┌──

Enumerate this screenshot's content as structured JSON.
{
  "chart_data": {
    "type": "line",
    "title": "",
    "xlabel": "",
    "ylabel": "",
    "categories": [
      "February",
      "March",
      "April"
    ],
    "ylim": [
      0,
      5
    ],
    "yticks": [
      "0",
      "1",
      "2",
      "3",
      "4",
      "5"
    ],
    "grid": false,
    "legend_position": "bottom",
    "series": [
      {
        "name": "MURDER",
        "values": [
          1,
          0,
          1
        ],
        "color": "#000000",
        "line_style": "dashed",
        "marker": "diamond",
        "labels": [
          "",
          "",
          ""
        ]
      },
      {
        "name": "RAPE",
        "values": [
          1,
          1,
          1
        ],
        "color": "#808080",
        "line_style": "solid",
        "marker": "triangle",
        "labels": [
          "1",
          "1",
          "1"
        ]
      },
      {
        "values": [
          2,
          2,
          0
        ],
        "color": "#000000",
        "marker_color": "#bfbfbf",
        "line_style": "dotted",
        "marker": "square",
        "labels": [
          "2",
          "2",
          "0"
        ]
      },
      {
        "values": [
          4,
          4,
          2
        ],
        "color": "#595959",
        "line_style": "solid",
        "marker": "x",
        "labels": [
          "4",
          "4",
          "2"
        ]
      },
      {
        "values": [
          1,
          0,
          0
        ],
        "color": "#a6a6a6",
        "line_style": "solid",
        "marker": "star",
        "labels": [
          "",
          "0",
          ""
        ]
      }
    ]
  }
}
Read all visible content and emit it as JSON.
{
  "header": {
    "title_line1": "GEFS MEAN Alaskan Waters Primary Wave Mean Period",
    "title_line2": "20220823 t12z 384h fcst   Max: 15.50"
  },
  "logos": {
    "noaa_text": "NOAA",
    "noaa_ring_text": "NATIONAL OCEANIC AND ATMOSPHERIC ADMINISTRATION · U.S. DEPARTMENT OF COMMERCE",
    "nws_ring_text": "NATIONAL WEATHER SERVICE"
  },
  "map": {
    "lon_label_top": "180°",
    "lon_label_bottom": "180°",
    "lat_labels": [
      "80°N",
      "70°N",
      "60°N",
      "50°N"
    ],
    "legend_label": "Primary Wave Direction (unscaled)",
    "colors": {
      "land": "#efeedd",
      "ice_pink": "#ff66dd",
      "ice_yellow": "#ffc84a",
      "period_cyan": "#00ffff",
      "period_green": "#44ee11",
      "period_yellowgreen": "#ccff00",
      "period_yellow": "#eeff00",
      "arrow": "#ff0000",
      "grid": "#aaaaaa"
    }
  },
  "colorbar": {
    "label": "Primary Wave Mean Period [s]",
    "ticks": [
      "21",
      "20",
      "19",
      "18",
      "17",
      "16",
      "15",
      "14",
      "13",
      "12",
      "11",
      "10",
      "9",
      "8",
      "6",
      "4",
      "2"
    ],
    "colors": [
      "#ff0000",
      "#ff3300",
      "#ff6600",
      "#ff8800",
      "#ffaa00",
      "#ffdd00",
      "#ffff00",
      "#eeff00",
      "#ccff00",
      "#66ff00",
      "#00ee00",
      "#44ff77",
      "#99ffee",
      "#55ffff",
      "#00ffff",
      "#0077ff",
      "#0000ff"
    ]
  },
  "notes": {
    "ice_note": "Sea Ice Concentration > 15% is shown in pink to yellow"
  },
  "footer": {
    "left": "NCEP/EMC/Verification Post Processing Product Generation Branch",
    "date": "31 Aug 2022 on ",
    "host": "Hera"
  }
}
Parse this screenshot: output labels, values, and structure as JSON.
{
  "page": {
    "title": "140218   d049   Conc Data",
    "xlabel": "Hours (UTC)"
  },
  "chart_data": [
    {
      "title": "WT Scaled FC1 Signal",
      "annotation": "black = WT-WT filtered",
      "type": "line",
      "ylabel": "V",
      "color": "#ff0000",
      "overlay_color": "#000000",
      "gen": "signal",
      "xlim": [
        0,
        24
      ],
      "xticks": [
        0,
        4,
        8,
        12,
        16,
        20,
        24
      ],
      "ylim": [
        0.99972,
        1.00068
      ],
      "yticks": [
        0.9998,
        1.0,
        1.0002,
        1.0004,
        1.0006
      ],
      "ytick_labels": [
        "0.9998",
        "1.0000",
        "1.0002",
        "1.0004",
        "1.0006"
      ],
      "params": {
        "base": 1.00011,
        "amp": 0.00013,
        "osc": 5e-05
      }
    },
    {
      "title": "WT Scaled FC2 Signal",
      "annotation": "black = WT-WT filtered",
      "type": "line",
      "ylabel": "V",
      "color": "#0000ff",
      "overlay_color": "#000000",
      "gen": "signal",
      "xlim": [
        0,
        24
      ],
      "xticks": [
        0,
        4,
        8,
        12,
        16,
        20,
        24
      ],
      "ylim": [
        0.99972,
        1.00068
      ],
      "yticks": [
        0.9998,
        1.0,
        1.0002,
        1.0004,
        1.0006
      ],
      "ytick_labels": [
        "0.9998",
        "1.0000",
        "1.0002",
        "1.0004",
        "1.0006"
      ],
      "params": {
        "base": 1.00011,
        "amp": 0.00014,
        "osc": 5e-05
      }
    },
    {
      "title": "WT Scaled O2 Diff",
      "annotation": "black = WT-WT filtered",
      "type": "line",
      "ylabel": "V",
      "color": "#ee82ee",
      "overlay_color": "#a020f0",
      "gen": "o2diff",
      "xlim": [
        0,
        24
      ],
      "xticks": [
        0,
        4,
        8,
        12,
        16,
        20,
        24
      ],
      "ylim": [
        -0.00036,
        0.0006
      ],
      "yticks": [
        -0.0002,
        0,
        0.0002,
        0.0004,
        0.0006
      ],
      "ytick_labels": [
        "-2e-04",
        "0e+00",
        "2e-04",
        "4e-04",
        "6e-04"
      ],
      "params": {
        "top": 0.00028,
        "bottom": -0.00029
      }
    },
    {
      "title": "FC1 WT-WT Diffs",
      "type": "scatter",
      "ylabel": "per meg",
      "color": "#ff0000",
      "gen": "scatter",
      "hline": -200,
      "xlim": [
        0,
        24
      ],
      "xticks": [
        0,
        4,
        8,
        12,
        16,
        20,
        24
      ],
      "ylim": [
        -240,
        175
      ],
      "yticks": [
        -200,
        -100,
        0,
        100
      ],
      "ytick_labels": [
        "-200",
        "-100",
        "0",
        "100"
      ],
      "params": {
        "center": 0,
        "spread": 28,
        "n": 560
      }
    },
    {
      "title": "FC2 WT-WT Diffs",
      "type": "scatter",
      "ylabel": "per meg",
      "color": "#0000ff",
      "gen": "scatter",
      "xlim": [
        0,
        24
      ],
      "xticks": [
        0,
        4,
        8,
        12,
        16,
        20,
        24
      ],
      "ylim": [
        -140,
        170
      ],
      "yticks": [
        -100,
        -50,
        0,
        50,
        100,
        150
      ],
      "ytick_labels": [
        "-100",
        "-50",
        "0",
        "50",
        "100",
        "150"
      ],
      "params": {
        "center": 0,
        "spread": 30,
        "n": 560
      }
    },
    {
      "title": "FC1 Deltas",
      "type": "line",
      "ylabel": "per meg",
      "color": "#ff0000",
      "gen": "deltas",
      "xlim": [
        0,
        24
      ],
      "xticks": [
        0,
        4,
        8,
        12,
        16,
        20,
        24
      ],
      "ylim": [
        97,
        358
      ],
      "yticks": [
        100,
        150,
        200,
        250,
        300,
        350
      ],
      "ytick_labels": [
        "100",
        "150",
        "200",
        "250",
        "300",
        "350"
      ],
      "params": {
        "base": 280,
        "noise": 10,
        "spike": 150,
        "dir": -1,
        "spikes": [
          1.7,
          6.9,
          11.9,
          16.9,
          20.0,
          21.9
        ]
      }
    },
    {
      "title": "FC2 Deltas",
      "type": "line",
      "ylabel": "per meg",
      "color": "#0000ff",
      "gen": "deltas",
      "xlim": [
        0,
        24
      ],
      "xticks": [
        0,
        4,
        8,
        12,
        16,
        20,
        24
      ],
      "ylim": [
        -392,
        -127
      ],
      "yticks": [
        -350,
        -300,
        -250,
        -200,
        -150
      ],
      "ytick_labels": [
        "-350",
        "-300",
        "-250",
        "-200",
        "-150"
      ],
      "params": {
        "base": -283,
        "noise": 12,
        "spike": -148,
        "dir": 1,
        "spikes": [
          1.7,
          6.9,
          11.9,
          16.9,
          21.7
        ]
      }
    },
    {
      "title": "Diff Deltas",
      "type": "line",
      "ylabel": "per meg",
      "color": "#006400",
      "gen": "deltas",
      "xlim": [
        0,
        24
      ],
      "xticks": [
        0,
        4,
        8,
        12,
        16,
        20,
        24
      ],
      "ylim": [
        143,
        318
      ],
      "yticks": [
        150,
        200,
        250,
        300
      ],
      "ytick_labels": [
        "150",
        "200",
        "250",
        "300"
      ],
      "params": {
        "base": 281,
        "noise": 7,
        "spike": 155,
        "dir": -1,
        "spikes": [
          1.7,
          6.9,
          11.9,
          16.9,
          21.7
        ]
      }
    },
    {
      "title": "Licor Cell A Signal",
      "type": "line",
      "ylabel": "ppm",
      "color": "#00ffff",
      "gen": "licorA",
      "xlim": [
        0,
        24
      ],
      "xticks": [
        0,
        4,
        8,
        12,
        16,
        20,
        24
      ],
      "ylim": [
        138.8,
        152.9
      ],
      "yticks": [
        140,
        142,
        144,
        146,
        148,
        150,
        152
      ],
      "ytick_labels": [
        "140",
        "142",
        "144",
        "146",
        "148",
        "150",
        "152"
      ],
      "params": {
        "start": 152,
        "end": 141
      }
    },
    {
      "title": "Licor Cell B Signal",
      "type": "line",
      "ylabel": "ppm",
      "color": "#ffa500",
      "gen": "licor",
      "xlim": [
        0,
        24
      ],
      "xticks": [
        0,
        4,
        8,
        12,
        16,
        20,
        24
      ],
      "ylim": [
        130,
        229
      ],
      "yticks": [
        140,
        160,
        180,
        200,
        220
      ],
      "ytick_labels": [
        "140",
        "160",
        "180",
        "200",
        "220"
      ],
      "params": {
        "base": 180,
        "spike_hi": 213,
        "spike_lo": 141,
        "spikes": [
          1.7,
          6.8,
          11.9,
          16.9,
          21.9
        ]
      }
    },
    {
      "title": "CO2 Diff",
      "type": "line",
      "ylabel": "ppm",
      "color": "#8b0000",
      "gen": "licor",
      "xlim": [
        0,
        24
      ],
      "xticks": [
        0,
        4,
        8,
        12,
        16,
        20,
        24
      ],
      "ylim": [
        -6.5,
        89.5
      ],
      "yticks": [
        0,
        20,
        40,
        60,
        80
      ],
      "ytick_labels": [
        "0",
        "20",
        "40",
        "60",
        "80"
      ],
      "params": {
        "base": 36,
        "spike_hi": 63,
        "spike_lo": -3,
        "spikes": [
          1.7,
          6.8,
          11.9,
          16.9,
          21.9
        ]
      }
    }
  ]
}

└──

Select every line of the records holding the string "this".

Enumerate this screenshot's content as structured JSON.
Parse this screenshot: output labels, values, and structure as JSON.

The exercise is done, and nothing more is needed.